• [Information provided]
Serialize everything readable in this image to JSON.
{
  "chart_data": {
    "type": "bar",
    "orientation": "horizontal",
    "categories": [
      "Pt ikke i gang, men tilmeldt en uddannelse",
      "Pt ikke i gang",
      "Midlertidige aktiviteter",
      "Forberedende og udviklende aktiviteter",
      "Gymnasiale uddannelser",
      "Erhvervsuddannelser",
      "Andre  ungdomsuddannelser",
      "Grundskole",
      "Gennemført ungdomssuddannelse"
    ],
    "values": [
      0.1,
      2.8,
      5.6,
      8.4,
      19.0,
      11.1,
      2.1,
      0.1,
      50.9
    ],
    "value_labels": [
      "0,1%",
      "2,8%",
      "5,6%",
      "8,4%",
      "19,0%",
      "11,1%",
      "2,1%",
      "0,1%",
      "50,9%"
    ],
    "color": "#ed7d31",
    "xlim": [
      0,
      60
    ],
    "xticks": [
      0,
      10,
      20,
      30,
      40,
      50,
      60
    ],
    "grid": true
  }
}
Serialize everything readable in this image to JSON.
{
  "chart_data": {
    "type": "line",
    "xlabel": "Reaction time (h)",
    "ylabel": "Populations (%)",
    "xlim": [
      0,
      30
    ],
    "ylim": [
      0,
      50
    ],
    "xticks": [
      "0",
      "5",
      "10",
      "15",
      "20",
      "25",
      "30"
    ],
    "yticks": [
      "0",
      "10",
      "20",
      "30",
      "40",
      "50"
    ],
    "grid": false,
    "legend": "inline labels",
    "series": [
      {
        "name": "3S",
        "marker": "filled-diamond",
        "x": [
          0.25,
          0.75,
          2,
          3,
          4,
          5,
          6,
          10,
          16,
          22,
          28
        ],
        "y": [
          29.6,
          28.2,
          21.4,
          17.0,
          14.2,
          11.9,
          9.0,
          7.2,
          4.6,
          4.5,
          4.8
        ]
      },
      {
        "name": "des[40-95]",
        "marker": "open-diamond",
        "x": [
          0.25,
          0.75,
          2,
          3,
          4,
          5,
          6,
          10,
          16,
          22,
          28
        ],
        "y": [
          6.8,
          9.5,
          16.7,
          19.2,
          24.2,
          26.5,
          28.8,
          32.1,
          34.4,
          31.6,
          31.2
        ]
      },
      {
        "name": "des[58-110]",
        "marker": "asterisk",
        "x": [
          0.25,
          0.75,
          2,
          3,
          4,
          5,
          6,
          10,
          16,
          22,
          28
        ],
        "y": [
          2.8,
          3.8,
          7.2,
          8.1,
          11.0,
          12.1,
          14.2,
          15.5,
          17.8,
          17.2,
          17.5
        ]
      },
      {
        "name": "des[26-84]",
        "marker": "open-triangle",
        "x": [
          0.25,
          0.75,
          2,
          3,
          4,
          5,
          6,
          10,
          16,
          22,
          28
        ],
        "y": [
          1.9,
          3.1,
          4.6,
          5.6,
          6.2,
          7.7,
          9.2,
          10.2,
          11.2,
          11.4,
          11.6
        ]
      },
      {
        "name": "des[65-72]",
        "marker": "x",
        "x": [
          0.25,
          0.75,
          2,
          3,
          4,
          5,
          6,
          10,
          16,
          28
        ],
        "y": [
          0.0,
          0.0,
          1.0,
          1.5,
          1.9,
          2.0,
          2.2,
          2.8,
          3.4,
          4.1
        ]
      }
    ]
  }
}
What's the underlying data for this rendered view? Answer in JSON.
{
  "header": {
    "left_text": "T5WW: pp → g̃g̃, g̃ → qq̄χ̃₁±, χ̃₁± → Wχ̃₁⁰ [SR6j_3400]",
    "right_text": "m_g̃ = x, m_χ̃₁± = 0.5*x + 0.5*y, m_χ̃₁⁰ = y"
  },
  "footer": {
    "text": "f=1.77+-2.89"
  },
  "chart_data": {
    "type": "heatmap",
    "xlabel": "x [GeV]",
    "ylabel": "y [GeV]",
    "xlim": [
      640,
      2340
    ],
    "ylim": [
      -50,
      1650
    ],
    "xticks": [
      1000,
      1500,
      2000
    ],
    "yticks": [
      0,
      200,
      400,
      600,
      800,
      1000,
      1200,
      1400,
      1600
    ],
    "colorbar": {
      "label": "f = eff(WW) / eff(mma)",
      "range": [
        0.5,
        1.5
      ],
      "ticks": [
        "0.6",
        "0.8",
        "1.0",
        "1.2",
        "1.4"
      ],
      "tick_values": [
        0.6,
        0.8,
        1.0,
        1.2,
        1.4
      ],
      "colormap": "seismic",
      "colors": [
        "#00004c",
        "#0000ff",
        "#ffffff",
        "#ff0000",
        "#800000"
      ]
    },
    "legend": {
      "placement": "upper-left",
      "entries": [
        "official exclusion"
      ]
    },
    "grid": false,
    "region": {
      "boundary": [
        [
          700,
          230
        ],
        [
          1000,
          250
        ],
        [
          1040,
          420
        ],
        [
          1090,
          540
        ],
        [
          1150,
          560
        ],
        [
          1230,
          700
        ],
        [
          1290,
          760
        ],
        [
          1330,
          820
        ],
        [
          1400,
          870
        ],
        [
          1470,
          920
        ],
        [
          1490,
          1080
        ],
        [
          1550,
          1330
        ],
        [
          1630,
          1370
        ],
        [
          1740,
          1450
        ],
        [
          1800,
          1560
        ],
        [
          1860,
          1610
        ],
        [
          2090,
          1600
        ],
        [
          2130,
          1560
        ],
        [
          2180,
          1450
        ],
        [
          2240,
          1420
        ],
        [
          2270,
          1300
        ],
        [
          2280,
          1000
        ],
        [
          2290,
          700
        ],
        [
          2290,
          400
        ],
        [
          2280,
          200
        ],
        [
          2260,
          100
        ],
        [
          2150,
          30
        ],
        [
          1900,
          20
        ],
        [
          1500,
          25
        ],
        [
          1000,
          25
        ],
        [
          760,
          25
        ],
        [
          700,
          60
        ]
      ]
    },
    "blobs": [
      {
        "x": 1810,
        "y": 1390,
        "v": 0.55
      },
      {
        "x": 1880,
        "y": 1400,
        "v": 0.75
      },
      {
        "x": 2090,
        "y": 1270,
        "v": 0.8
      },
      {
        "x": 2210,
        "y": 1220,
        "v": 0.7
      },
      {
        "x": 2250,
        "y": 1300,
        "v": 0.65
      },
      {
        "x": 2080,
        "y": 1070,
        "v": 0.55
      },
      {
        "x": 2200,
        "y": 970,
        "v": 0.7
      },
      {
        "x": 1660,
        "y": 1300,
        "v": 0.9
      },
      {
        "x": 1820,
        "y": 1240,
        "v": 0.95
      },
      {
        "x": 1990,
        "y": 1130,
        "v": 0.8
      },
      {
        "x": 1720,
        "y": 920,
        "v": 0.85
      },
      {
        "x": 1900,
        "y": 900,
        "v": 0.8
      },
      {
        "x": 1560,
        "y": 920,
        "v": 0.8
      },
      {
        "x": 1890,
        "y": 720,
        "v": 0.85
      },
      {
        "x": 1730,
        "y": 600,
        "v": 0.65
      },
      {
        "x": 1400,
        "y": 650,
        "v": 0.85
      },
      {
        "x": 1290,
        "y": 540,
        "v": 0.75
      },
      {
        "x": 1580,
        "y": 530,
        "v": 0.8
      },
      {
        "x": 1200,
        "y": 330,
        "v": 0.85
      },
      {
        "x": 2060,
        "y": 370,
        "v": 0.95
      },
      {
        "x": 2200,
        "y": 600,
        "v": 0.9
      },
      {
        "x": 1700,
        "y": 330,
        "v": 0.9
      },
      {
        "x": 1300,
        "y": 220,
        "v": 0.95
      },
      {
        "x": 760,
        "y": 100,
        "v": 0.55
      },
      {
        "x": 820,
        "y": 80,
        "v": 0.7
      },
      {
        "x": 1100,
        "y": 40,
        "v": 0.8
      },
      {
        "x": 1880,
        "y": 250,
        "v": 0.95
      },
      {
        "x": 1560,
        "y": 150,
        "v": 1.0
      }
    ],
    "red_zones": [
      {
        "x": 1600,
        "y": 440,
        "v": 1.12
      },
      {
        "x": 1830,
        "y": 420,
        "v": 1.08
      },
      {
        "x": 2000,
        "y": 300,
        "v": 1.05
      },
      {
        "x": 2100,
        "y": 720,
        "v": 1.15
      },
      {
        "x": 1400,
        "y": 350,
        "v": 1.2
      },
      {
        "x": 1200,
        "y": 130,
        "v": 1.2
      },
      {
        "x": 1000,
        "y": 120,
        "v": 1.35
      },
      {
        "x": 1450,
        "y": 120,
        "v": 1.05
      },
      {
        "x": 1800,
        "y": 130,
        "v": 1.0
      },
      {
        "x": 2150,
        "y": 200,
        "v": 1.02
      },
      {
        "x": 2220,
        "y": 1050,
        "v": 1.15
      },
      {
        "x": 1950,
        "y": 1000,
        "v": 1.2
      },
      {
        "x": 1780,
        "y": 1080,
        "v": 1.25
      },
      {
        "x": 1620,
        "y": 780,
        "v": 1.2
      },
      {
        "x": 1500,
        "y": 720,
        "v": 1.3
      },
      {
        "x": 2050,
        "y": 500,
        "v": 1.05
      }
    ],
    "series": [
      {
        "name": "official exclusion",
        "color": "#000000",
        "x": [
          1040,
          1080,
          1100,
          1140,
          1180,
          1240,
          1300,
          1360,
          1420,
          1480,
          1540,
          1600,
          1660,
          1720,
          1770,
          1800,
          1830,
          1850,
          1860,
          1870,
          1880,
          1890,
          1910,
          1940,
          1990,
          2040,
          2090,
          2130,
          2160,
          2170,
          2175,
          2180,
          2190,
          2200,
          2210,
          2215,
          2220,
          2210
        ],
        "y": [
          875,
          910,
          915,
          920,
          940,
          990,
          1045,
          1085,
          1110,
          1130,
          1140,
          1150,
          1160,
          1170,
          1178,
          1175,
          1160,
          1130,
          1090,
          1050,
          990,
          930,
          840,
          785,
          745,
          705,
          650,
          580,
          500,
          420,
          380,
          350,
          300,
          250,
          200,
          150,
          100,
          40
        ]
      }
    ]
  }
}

• [Requirement]
Lines that include the word "ikke" — how many are there in the data? Answer with the number alone.

• [Answer to the exercise]
2